• _Directive_:
Copy each line below without leaving any out.

• _Data records_:
• • • •
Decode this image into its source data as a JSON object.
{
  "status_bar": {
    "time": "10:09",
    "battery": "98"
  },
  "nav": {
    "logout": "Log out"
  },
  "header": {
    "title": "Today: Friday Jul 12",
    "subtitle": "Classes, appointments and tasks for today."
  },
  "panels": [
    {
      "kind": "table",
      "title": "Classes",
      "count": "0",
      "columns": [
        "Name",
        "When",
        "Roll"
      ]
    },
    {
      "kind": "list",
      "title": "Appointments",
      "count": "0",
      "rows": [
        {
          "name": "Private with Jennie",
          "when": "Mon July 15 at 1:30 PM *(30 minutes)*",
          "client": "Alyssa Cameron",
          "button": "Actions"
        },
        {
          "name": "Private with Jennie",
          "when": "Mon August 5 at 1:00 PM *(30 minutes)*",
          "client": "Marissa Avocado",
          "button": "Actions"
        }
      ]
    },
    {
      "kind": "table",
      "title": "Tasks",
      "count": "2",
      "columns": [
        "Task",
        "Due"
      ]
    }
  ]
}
• • • •
• _Answer in full_:
Decode this image into its source data as a JSON object.
{
  "status_bar": {
    "time": "10:09",
    "battery": "98"
  },
  "nav": {
    "logout": "Log out"
  },
  "header": {
    "title": "Today: Friday Jul 12",
    "subtitle": "Classes, appointments and tasks for today."
  },
  "panels": [
    {
      "kind": "table",
      "title": "Classes",
      "count": "0",
      "columns": [
        "Name",
        "When",
        "Roll"
      ]
    },
    {
      "kind": "list",
      "title": "Appointments",
      "count": "0",
      "rows": [
        {
          "name": "Private with Jennie",
          "when": "Mon July 15 at 1:30 PM *(30 minutes)*",
          "client": "Alyssa Cameron",
          "button": "Actions"
        },
        {
          "name": "Private with Jennie",
          "when": "Mon August 5 at 1:00 PM *(30 minutes)*",
          "client": "Marissa Avocado",
          "button": "Actions"
        }
      ]
    },
    {
      "kind": "table",
      "title": "Tasks",
      "count": "2",
      "columns": [
        "Task",
        "Due"
      ]
    }
  ]
}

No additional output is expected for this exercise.